What the task asks »
Exclude the pictures; give every entry again exactly as written.

Raw records »
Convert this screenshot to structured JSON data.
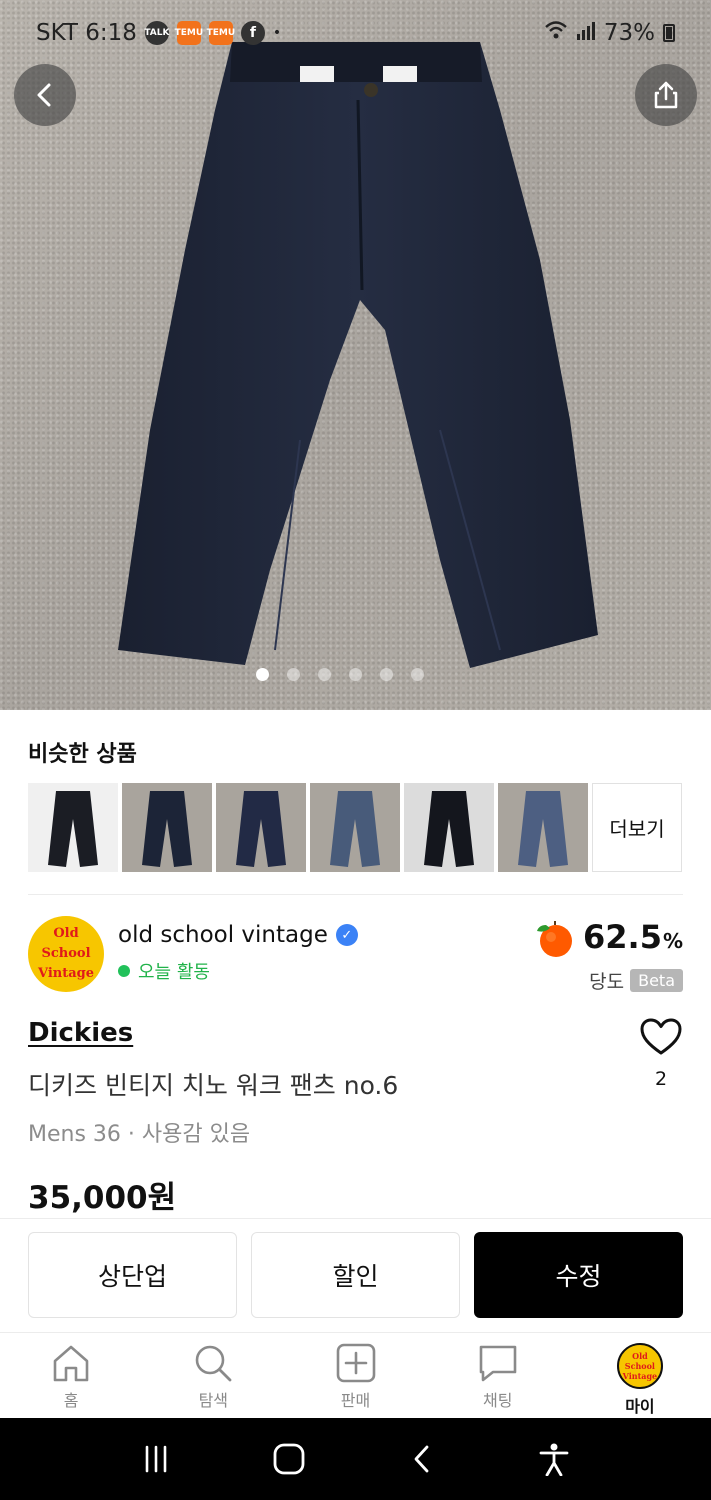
{
  "status_bar": {
    "carrier_time": "SKT 6:18",
    "notifications": [
      "TALK",
      "TEMU",
      "TEMU",
      "f"
    ],
    "battery": "73%"
  },
  "photo_carousel": {
    "total": 6,
    "active_index": 0
  },
  "similar": {
    "title": "비슷한 상품",
    "more_label": "더보기",
    "thumb_colors": [
      "#1b1d24",
      "#1c2437",
      "#222a45",
      "#485b7a",
      "#14161d",
      "#4d5f82"
    ]
  },
  "seller": {
    "avatar_lines": [
      "Old",
      "School",
      "Vintage"
    ],
    "name": "old school vintage",
    "activity": "오늘 활동",
    "sweetness_value": "62.5",
    "sweetness_unit": "%",
    "sweetness_label": "당도",
    "beta_label": "Beta"
  },
  "product": {
    "brand": "Dickies",
    "title": "디키즈 빈티지 치노 워크 팬츠 no.6",
    "meta": "Mens 36 · 사용감 있음",
    "price": "35,000원",
    "likes": "2"
  },
  "actions": {
    "bump": "상단업",
    "discount": "할인",
    "edit": "수정"
  },
  "bottom_nav": {
    "home": "홈",
    "search": "탐색",
    "sell": "판매",
    "chat": "채팅",
    "my": "마이"
  },
  "colors": {
    "accent_green": "#21b34a",
    "verified_blue": "#3b82f6",
    "avatar_yellow": "#f7c600",
    "avatar_red": "#e01a1a"
  }
}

Answer to this task »
Convert this screenshot to structured JSON data.
{
  "status_bar": {
    "carrier_time": "SKT 6:18",
    "notifications": [
      "TALK",
      "TEMU",
      "TEMU",
      "f"
    ],
    "battery": "73%"
  },
  "photo_carousel": {
    "total": 6,
    "active_index": 0
  },
  "similar": {
    "title": "비슷한 상품",
    "more_label": "더보기",
    "thumb_colors": [
      "#1b1d24",
      "#1c2437",
      "#222a45",
      "#485b7a",
      "#14161d",
      "#4d5f82"
    ]
  },
  "seller": {
    "avatar_lines": [
      "Old",
      "School",
      "Vintage"
    ],
    "name": "old school vintage",
    "activity": "오늘 활동",
    "sweetness_value": "62.5",
    "sweetness_unit": "%",
    "sweetness_label": "당도",
    "beta_label": "Beta"
  },
  "product": {
    "brand": "Dickies",
    "title": "디키즈 빈티지 치노 워크 팬츠 no.6",
    "meta": "Mens 36 · 사용감 있음",
    "price": "35,000원",
    "likes": "2"
  },
  "actions": {
    "bump": "상단업",
    "discount": "할인",
    "edit": "수정"
  },
  "bottom_nav": {
    "home": "홈",
    "search": "탐색",
    "sell": "판매",
    "chat": "채팅",
    "my": "마이"
  },
  "colors": {
    "accent_green": "#21b34a",
    "verified_blue": "#3b82f6",
    "avatar_yellow": "#f7c600",
    "avatar_red": "#e01a1a"
  }
}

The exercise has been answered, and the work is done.